> [WHAT NEEDS TO BE DONE]
Convert the records from their first line through the line containing "osc1-sell-dot: [486, 336, 494, 344]", inclusive, into a numbered list with any blank lines omitted. Include no other lines.

Items listed in a dataset:
_ _ _

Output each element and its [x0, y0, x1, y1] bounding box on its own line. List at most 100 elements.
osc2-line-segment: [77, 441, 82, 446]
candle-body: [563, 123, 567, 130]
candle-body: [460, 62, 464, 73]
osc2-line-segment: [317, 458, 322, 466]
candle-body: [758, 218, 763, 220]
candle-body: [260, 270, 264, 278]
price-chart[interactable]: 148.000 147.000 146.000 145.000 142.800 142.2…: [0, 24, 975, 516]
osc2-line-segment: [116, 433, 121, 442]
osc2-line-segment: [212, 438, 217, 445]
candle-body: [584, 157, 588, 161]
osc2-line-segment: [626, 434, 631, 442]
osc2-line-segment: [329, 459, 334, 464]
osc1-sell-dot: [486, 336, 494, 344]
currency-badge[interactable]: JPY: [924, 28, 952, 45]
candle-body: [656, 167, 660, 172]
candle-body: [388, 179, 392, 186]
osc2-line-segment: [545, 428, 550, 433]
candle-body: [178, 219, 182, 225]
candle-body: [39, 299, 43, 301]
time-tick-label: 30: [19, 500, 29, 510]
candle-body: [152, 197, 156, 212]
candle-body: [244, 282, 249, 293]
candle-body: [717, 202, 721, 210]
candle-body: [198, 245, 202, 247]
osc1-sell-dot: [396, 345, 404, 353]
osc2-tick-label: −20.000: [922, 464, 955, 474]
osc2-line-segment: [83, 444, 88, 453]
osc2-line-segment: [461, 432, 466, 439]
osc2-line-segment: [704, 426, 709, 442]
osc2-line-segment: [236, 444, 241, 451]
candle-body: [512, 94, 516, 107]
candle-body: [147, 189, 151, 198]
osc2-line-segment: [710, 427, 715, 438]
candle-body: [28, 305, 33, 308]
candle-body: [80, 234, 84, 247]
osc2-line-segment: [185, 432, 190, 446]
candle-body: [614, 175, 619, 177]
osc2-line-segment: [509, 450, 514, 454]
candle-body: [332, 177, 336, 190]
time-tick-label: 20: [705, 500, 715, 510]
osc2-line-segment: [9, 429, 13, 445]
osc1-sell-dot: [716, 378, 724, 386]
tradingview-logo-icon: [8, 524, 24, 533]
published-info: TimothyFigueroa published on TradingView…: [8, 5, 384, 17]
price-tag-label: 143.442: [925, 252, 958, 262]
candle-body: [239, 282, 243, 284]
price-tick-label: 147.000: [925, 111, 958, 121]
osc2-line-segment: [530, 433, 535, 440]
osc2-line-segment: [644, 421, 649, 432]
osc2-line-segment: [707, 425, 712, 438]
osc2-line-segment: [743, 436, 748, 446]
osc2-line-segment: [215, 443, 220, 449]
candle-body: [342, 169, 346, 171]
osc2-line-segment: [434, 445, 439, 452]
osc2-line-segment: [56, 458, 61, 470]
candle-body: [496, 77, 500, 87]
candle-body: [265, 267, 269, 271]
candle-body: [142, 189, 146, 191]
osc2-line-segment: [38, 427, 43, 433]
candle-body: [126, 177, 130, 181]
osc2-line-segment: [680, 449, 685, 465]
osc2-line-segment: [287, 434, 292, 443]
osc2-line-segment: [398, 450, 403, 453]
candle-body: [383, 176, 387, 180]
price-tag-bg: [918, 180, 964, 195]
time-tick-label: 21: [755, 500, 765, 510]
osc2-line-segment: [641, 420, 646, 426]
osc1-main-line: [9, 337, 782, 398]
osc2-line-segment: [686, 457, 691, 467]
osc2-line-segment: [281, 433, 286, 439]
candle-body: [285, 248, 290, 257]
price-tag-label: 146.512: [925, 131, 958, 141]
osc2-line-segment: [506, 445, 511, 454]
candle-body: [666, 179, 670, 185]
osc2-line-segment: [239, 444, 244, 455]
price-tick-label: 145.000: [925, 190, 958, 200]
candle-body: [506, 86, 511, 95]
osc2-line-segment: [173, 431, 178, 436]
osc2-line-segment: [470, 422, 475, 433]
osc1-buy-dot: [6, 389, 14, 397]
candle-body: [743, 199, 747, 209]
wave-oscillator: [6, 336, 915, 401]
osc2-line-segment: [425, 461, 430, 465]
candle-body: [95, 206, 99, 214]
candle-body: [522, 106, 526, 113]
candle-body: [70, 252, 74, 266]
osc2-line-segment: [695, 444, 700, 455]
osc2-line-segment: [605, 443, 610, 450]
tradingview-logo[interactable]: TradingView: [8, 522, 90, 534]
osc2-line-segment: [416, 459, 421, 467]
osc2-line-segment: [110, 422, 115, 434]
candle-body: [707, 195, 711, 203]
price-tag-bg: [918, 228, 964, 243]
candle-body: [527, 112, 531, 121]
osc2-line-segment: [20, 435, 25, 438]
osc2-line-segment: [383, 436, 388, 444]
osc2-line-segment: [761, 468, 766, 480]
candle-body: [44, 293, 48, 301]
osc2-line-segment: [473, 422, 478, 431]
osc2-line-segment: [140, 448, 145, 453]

_ _ _

> [FINAL RESULT]
1. Output each element and its [x0, y0, x1, y1] bounding box on its own line. List at most 100 elements.
2. osc2-line-segment: [77, 441, 82, 446]
3. candle-body: [563, 123, 567, 130]
4. candle-body: [460, 62, 464, 73]
5. osc2-line-segment: [317, 458, 322, 466]
6. candle-body: [758, 218, 763, 220]
7. candle-body: [260, 270, 264, 278]
8. price-chart[interactable]: 148.000 147.000 146.000 145.000 142.800 142.2…: [0, 24, 975, 516]
9. osc2-line-segment: [116, 433, 121, 442]
10. osc2-line-segment: [212, 438, 217, 445]
11. candle-body: [584, 157, 588, 161]
12. osc2-line-segment: [626, 434, 631, 442]
13. osc2-line-segment: [329, 459, 334, 464]
14. osc1-sell-dot: [486, 336, 494, 344]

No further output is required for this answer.